STATED TASK: Each line below should be reproduced without any alteration.

○ ○ ○

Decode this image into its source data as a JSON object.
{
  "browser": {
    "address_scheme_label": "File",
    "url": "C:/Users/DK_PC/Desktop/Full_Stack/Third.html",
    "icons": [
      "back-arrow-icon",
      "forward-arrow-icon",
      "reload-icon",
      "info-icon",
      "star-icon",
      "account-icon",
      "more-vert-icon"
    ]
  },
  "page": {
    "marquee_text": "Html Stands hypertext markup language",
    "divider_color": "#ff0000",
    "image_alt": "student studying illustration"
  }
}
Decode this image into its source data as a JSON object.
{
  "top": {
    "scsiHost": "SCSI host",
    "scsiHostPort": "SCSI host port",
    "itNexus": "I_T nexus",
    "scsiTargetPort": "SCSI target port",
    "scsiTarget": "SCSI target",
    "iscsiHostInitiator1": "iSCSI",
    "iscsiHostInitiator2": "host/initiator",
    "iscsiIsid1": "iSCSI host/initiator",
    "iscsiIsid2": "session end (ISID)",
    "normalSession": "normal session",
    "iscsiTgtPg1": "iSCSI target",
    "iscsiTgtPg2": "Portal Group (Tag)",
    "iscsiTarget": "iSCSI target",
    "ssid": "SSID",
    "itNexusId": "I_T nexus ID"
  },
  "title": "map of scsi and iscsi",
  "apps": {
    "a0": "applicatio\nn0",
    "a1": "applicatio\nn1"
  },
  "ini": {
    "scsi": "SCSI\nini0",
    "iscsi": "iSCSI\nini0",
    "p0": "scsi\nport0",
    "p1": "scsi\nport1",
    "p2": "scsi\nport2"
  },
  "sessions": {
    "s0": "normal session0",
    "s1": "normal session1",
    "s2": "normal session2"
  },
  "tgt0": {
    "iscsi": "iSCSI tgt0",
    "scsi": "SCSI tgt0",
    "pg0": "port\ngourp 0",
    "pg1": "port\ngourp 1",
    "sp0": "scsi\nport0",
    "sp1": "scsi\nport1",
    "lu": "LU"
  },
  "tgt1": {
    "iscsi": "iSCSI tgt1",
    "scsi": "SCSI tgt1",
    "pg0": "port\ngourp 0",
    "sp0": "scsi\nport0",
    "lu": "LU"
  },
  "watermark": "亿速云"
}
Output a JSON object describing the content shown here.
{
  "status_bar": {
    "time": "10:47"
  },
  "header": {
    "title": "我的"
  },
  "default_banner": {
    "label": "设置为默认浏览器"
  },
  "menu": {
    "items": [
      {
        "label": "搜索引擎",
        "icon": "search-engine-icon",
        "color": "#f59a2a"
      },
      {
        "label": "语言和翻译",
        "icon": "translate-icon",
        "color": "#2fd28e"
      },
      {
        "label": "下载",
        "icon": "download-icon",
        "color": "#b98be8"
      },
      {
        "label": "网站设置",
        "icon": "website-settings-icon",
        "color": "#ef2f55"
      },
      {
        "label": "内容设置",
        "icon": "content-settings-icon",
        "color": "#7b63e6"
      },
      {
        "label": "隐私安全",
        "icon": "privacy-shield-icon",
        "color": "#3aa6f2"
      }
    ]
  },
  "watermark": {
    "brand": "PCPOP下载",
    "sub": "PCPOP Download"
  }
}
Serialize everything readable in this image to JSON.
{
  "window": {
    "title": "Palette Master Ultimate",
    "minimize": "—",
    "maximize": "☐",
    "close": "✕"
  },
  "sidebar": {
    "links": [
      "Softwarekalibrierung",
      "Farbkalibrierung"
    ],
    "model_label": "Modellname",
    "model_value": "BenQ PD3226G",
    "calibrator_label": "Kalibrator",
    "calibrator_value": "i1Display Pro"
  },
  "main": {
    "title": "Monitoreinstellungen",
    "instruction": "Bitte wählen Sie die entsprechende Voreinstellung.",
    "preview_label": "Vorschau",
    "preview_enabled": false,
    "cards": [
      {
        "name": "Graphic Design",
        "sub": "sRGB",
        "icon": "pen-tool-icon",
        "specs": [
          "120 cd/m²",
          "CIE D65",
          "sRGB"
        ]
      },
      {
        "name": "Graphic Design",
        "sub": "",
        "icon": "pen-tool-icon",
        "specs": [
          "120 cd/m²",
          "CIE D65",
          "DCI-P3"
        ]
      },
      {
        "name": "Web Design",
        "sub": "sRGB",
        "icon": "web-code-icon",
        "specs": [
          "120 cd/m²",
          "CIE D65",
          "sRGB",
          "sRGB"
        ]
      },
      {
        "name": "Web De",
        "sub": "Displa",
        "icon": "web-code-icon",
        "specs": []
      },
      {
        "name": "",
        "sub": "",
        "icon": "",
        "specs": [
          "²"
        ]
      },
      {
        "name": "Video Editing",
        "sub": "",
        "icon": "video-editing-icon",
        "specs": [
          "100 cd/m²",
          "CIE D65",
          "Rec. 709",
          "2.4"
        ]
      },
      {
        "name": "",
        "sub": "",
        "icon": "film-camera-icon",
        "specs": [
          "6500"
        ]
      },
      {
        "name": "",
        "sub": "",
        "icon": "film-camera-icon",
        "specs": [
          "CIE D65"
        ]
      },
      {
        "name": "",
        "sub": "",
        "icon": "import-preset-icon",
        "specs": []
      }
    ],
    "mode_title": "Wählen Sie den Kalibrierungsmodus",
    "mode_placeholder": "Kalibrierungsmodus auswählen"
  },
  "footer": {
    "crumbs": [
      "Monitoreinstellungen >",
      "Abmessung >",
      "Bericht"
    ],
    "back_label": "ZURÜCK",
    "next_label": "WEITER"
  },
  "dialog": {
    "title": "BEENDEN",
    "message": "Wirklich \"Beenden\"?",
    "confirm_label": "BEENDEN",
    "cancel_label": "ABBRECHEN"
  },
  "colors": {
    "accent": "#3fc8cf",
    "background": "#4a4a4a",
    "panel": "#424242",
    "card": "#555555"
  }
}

○ ○ ○

RESPONSE FOR THIS EXERCISE:
Decode this image into its source data as a JSON object.
{
  "browser": {
    "address_scheme_label": "File",
    "url": "C:/Users/DK_PC/Desktop/Full_Stack/Third.html",
    "icons": [
      "back-arrow-icon",
      "forward-arrow-icon",
      "reload-icon",
      "info-icon",
      "star-icon",
      "account-icon",
      "more-vert-icon"
    ]
  },
  "page": {
    "marquee_text": "Html Stands hypertext markup language",
    "divider_color": "#ff0000",
    "image_alt": "student studying illustration"
  }
}
Decode this image into its source data as a JSON object.
{
  "top": {
    "scsiHost": "SCSI host",
    "scsiHostPort": "SCSI host port",
    "itNexus": "I_T nexus",
    "scsiTargetPort": "SCSI target port",
    "scsiTarget": "SCSI target",
    "iscsiHostInitiator1": "iSCSI",
    "iscsiHostInitiator2": "host/initiator",
    "iscsiIsid1": "iSCSI host/initiator",
    "iscsiIsid2": "session end (ISID)",
    "normalSession": "normal session",
    "iscsiTgtPg1": "iSCSI target",
    "iscsiTgtPg2": "Portal Group (Tag)",
    "iscsiTarget": "iSCSI target",
    "ssid": "SSID",
    "itNexusId": "I_T nexus ID"
  },
  "title": "map of scsi and iscsi",
  "apps": {
    "a0": "applicatio\nn0",
    "a1": "applicatio\nn1"
  },
  "ini": {
    "scsi": "SCSI\nini0",
    "iscsi": "iSCSI\nini0",
    "p0": "scsi\nport0",
    "p1": "scsi\nport1",
    "p2": "scsi\nport2"
  },
  "sessions": {
    "s0": "normal session0",
    "s1": "normal session1",
    "s2": "normal session2"
  },
  "tgt0": {
    "iscsi": "iSCSI tgt0",
    "scsi": "SCSI tgt0",
    "pg0": "port\ngourp 0",
    "pg1": "port\ngourp 1",
    "sp0": "scsi\nport0",
    "sp1": "scsi\nport1",
    "lu": "LU"
  },
  "tgt1": {
    "iscsi": "iSCSI tgt1",
    "scsi": "SCSI tgt1",
    "pg0": "port\ngourp 0",
    "sp0": "scsi\nport0",
    "lu": "LU"
  },
  "watermark": "亿速云"
}
Output a JSON object describing the content shown here.
{
  "status_bar": {
    "time": "10:47"
  },
  "header": {
    "title": "我的"
  },
  "default_banner": {
    "label": "设置为默认浏览器"
  },
  "menu": {
    "items": [
      {
        "label": "搜索引擎",
        "icon": "search-engine-icon",
        "color": "#f59a2a"
      },
      {
        "label": "语言和翻译",
        "icon": "translate-icon",
        "color": "#2fd28e"
      },
      {
        "label": "下载",
        "icon": "download-icon",
        "color": "#b98be8"
      },
      {
        "label": "网站设置",
        "icon": "website-settings-icon",
        "color": "#ef2f55"
      },
      {
        "label": "内容设置",
        "icon": "content-settings-icon",
        "color": "#7b63e6"
      },
      {
        "label": "隐私安全",
        "icon": "privacy-shield-icon",
        "color": "#3aa6f2"
      }
    ]
  },
  "watermark": {
    "brand": "PCPOP下载",
    "sub": "PCPOP Download"
  }
}
Serialize everything readable in this image to JSON.
{
  "window": {
    "title": "Palette Master Ultimate",
    "minimize": "—",
    "maximize": "☐",
    "close": "✕"
  },
  "sidebar": {
    "links": [
      "Softwarekalibrierung",
      "Farbkalibrierung"
    ],
    "model_label": "Modellname",
    "model_value": "BenQ PD3226G",
    "calibrator_label": "Kalibrator",
    "calibrator_value": "i1Display Pro"
  },
  "main": {
    "title": "Monitoreinstellungen",
    "instruction": "Bitte wählen Sie die entsprechende Voreinstellung.",
    "preview_label": "Vorschau",
    "preview_enabled": false,
    "cards": [
      {
        "name": "Graphic Design",
        "sub": "sRGB",
        "icon": "pen-tool-icon",
        "specs": [
          "120 cd/m²",
          "CIE D65",
          "sRGB"
        ]
      },
      {
        "name": "Graphic Design",
        "sub": "",
        "icon": "pen-tool-icon",
        "specs": [
          "120 cd/m²",
          "CIE D65",
          "DCI-P3"
        ]
      },
      {
        "name": "Web Design",
        "sub": "sRGB",
        "icon": "web-code-icon",
        "specs": [
          "120 cd/m²",
          "CIE D65",
          "sRGB",
          "sRGB"
        ]
      },
      {
        "name": "Web De",
        "sub": "Displa",
        "icon": "web-code-icon",
        "specs": []
      },
      {
        "name": "",
        "sub": "",
        "icon": "",
        "specs": [
          "²"
        ]
      },
      {
        "name": "Video Editing",
        "sub": "",
        "icon": "video-editing-icon",
        "specs": [
          "100 cd/m²",
          "CIE D65",
          "Rec. 709",
          "2.4"
        ]
      },
      {
        "name": "",
        "sub": "",
        "icon": "film-camera-icon",
        "specs": [
          "6500"
        ]
      },
      {
        "name": "",
        "sub": "",
        "icon": "film-camera-icon",
        "specs": [
          "CIE D65"
        ]
      },
      {
        "name": "",
        "sub": "",
        "icon": "import-preset-icon",
        "specs": []
      }
    ],
    "mode_title": "Wählen Sie den Kalibrierungsmodus",
    "mode_placeholder": "Kalibrierungsmodus auswählen"
  },
  "footer": {
    "crumbs": [
      "Monitoreinstellungen >",
      "Abmessung >",
      "Bericht"
    ],
    "back_label": "ZURÜCK",
    "next_label": "WEITER"
  },
  "dialog": {
    "title": "BEENDEN",
    "message": "Wirklich \"Beenden\"?",
    "confirm_label": "BEENDEN",
    "cancel_label": "ABBRECHEN"
  },
  "colors": {
    "accent": "#3fc8cf",
    "background": "#4a4a4a",
    "panel": "#424242",
    "card": "#555555"
  }
}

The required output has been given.